== DATA FOR PROCESSING ==
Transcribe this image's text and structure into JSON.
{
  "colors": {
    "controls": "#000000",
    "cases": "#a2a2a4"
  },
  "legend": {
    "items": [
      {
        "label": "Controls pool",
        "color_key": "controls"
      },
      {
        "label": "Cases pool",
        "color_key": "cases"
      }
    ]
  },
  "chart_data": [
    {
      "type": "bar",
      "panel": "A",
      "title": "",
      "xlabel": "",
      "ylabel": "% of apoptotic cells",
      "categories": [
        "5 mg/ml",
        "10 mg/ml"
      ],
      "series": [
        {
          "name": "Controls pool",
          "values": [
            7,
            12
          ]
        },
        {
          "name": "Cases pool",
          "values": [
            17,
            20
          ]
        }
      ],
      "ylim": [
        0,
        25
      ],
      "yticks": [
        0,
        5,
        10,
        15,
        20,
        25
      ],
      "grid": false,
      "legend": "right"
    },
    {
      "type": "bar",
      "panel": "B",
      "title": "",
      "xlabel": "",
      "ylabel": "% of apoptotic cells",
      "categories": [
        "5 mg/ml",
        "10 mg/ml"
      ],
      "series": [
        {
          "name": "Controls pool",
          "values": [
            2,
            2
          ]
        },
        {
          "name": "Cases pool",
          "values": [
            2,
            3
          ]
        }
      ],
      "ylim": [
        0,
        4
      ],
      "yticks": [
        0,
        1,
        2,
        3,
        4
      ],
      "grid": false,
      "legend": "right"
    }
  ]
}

== TASK INSTRUCTIONS ==
Using the listing above, print every entry verbatim.

== ANSWER BOX ==
Transcribe this image's text and structure into JSON.
{
  "colors": {
    "controls": "#000000",
    "cases": "#a2a2a4"
  },
  "legend": {
    "items": [
      {
        "label": "Controls pool",
        "color_key": "controls"
      },
      {
        "label": "Cases pool",
        "color_key": "cases"
      }
    ]
  },
  "chart_data": [
    {
      "type": "bar",
      "panel": "A",
      "title": "",
      "xlabel": "",
      "ylabel": "% of apoptotic cells",
      "categories": [
        "5 mg/ml",
        "10 mg/ml"
      ],
      "series": [
        {
          "name": "Controls pool",
          "values": [
            7,
            12
          ]
        },
        {
          "name": "Cases pool",
          "values": [
            17,
            20
          ]
        }
      ],
      "ylim": [
        0,
        25
      ],
      "yticks": [
        0,
        5,
        10,
        15,
        20,
        25
      ],
      "grid": false,
      "legend": "right"
    },
    {
      "type": "bar",
      "panel": "B",
      "title": "",
      "xlabel": "",
      "ylabel": "% of apoptotic cells",
      "categories": [
        "5 mg/ml",
        "10 mg/ml"
      ],
      "series": [
        {
          "name": "Controls pool",
          "values": [
            2,
            2
          ]
        },
        {
          "name": "Cases pool",
          "values": [
            2,
            3
          ]
        }
      ],
      "ylim": [
        0,
        4
      ],
      "yticks": [
        0,
        1,
        2,
        3,
        4
      ],
      "grid": false,
      "legend": "right"
    }
  ]
}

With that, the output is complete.